» EXERCISE TASK: Skip the images and copy each record exactly as written.
start RECORDS TO USE
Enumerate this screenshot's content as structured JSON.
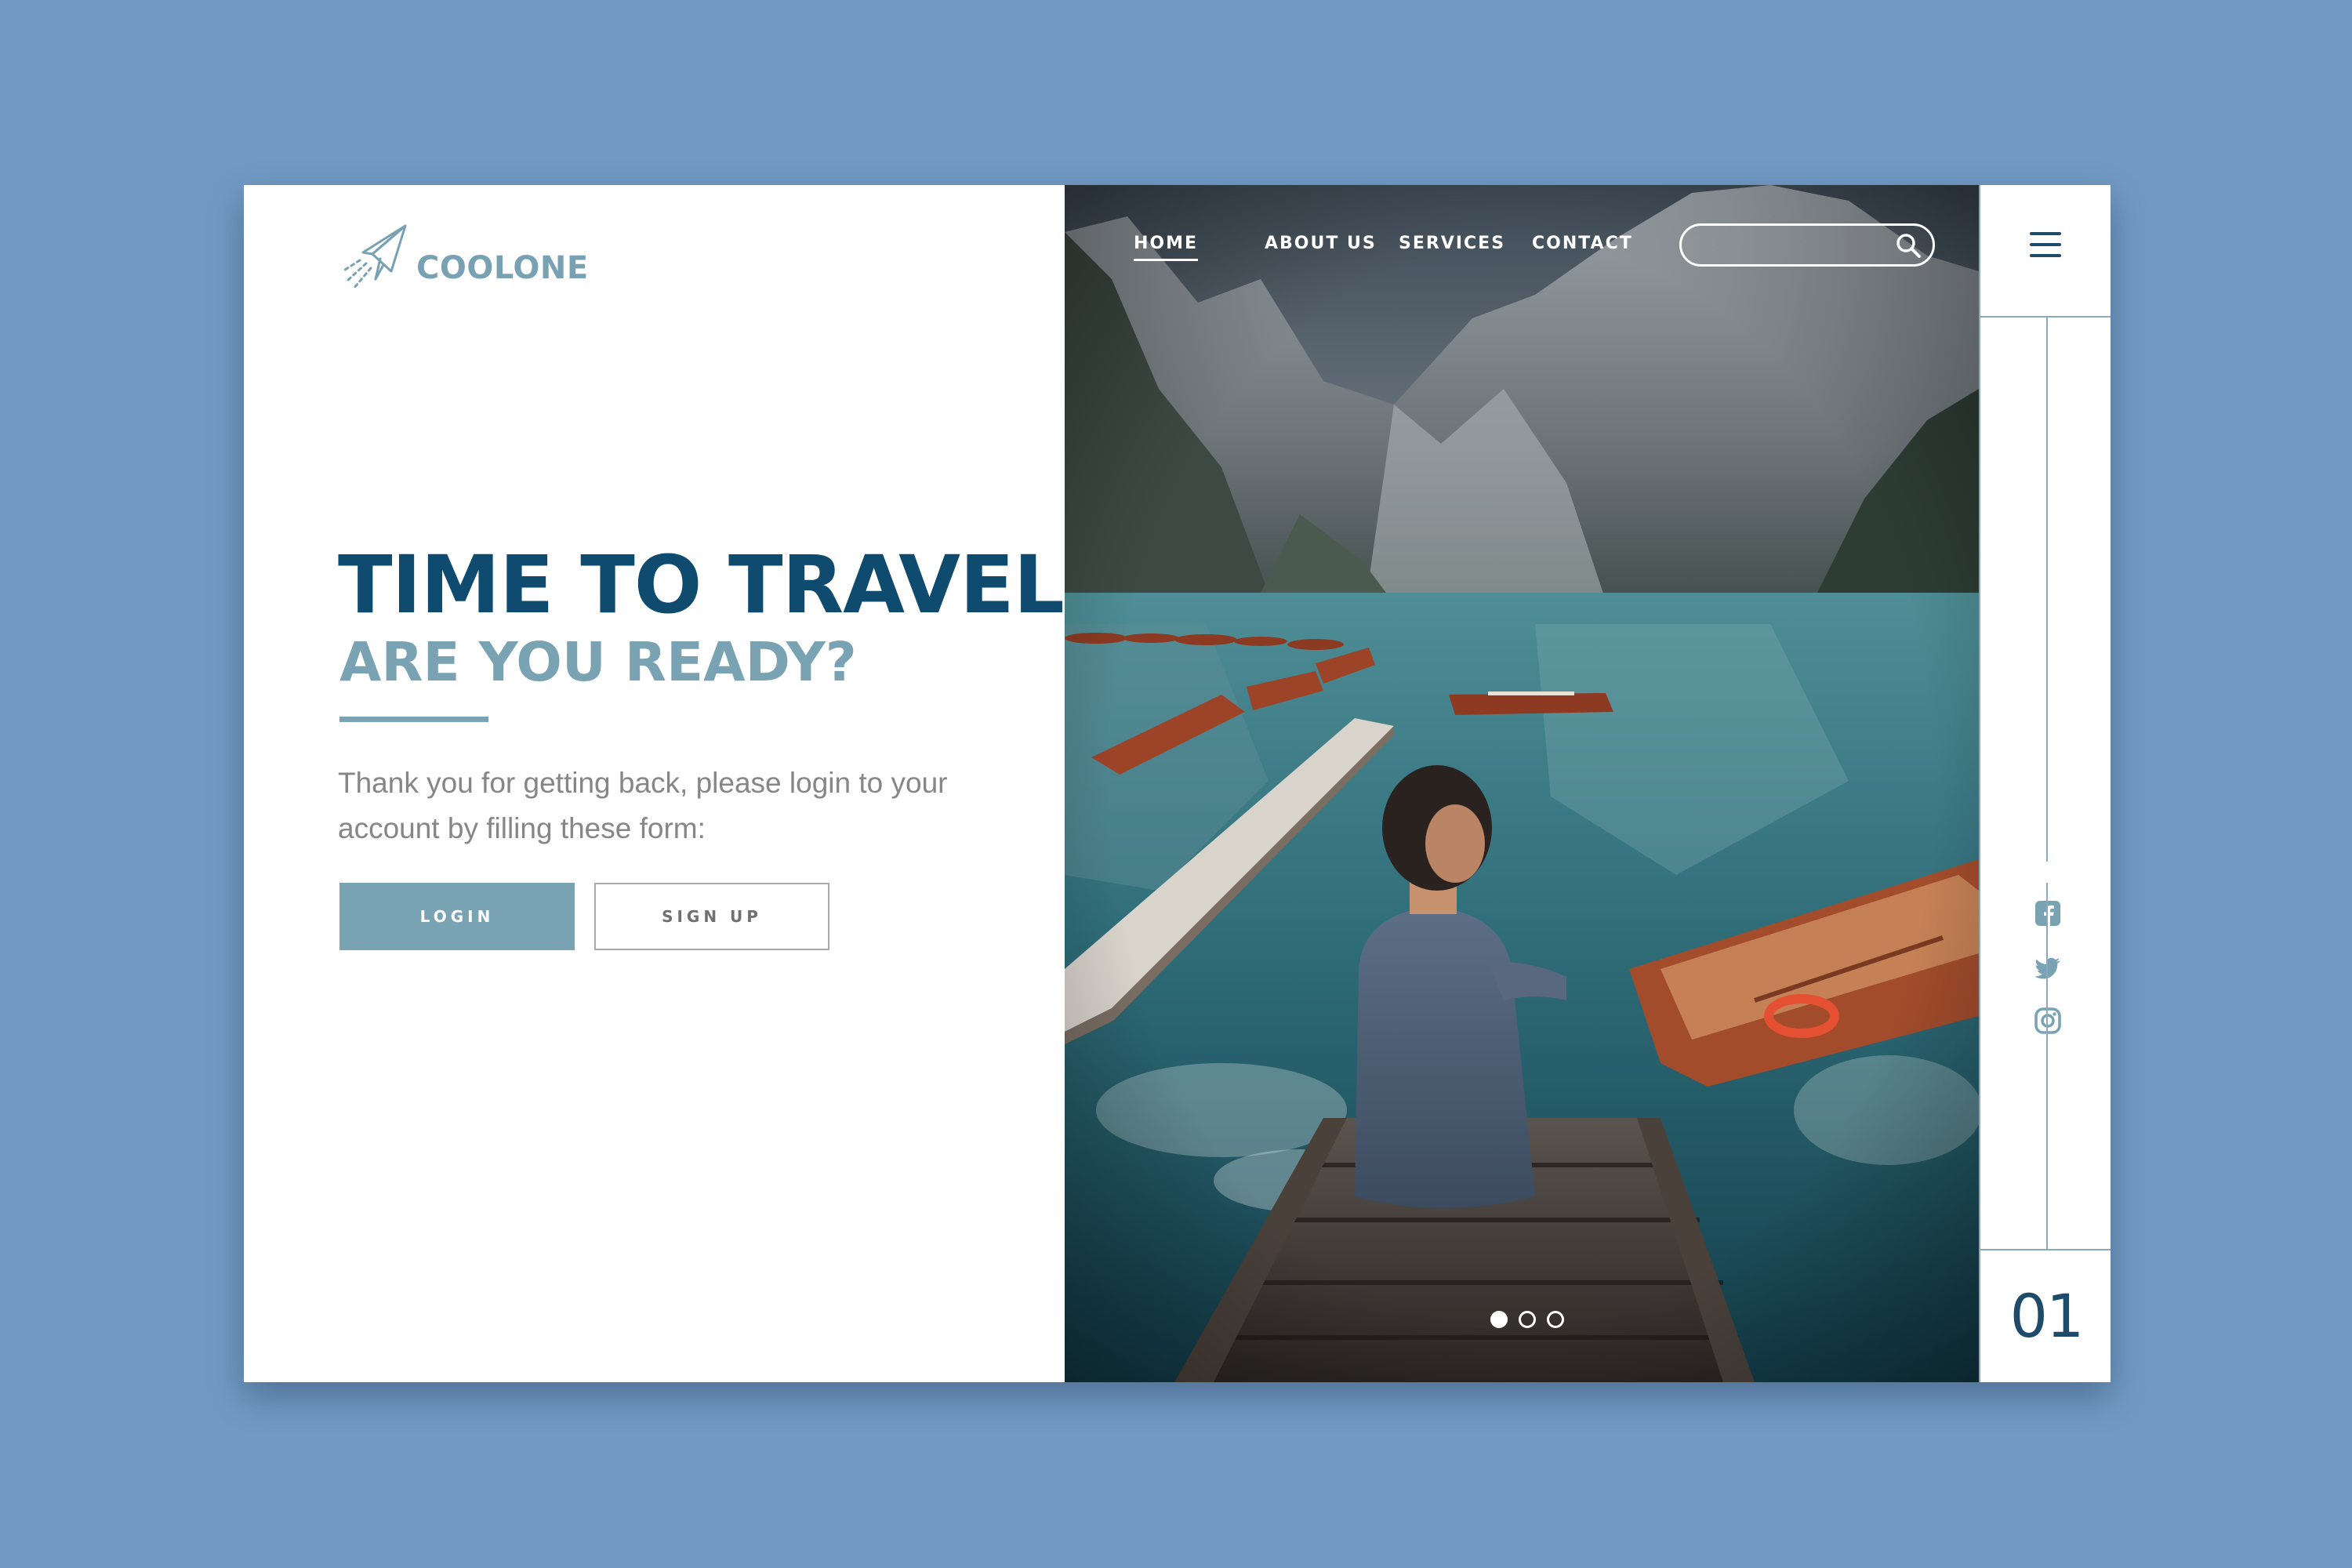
{
  "brand": {
    "name": "COOLONE",
    "logo_icon": "paper-plane-icon",
    "color": "#78a2b3"
  },
  "hero": {
    "title": "TIME TO TRAVEL",
    "subtitle": "ARE YOU READY?",
    "description": "Thank you for getting back, please login to your account by filling these form:",
    "login_label": "LOGIN",
    "signup_label": "SIGN UP"
  },
  "nav": {
    "items": [
      {
        "label": "HOME",
        "active": true
      },
      {
        "label": "ABOUT US",
        "active": false
      },
      {
        "label": "SERVICES",
        "active": false
      },
      {
        "label": "CONTACT",
        "active": false
      }
    ],
    "search": {
      "placeholder": "",
      "value": "",
      "icon": "search-icon"
    }
  },
  "slider": {
    "total": 3,
    "active_index": 0
  },
  "rail": {
    "menu_icon": "hamburger-menu-icon",
    "social": [
      "facebook-icon",
      "twitter-icon",
      "instagram-icon"
    ],
    "page_number": "01"
  },
  "colors": {
    "background": "#7199c3",
    "headline": "#0e4b6e",
    "accent": "#79a3b3",
    "text_muted": "#868686",
    "rail_dark": "#1e4b6a"
  }
}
end RECORDS TO USE
» FULL OUTPUT:
Enumerate this screenshot's content as structured JSON.
{
  "brand": {
    "name": "COOLONE",
    "logo_icon": "paper-plane-icon",
    "color": "#78a2b3"
  },
  "hero": {
    "title": "TIME TO TRAVEL",
    "subtitle": "ARE YOU READY?",
    "description": "Thank you for getting back, please login to your account by filling these form:",
    "login_label": "LOGIN",
    "signup_label": "SIGN UP"
  },
  "nav": {
    "items": [
      {
        "label": "HOME",
        "active": true
      },
      {
        "label": "ABOUT US",
        "active": false
      },
      {
        "label": "SERVICES",
        "active": false
      },
      {
        "label": "CONTACT",
        "active": false
      }
    ],
    "search": {
      "placeholder": "",
      "value": "",
      "icon": "search-icon"
    }
  },
  "slider": {
    "total": 3,
    "active_index": 0
  },
  "rail": {
    "menu_icon": "hamburger-menu-icon",
    "social": [
      "facebook-icon",
      "twitter-icon",
      "instagram-icon"
    ],
    "page_number": "01"
  },
  "colors": {
    "background": "#7199c3",
    "headline": "#0e4b6e",
    "accent": "#79a3b3",
    "text_muted": "#868686",
    "rail_dark": "#1e4b6a"
  }
}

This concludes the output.